Copy every entry precisely.

» **Data to process**
___
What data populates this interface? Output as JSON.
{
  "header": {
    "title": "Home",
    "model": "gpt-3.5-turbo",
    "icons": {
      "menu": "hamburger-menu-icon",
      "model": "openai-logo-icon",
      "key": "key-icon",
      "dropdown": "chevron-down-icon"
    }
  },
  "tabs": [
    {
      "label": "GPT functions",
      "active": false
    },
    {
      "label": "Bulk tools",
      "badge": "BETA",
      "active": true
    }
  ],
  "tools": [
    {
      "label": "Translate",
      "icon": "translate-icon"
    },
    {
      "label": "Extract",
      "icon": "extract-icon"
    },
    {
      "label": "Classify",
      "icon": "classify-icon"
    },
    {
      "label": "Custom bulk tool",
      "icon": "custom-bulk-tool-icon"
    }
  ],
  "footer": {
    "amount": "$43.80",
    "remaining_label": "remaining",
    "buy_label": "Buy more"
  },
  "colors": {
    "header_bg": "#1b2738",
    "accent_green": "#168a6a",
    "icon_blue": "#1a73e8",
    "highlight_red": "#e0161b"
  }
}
___
» **Full output**
What data populates this interface? Output as JSON.
{
  "header": {
    "title": "Home",
    "model": "gpt-3.5-turbo",
    "icons": {
      "menu": "hamburger-menu-icon",
      "model": "openai-logo-icon",
      "key": "key-icon",
      "dropdown": "chevron-down-icon"
    }
  },
  "tabs": [
    {
      "label": "GPT functions",
      "active": false
    },
    {
      "label": "Bulk tools",
      "badge": "BETA",
      "active": true
    }
  ],
  "tools": [
    {
      "label": "Translate",
      "icon": "translate-icon"
    },
    {
      "label": "Extract",
      "icon": "extract-icon"
    },
    {
      "label": "Classify",
      "icon": "classify-icon"
    },
    {
      "label": "Custom bulk tool",
      "icon": "custom-bulk-tool-icon"
    }
  ],
  "footer": {
    "amount": "$43.80",
    "remaining_label": "remaining",
    "buy_label": "Buy more"
  },
  "colors": {
    "header_bg": "#1b2738",
    "accent_green": "#168a6a",
    "icon_blue": "#1a73e8",
    "highlight_red": "#e0161b"
  }
}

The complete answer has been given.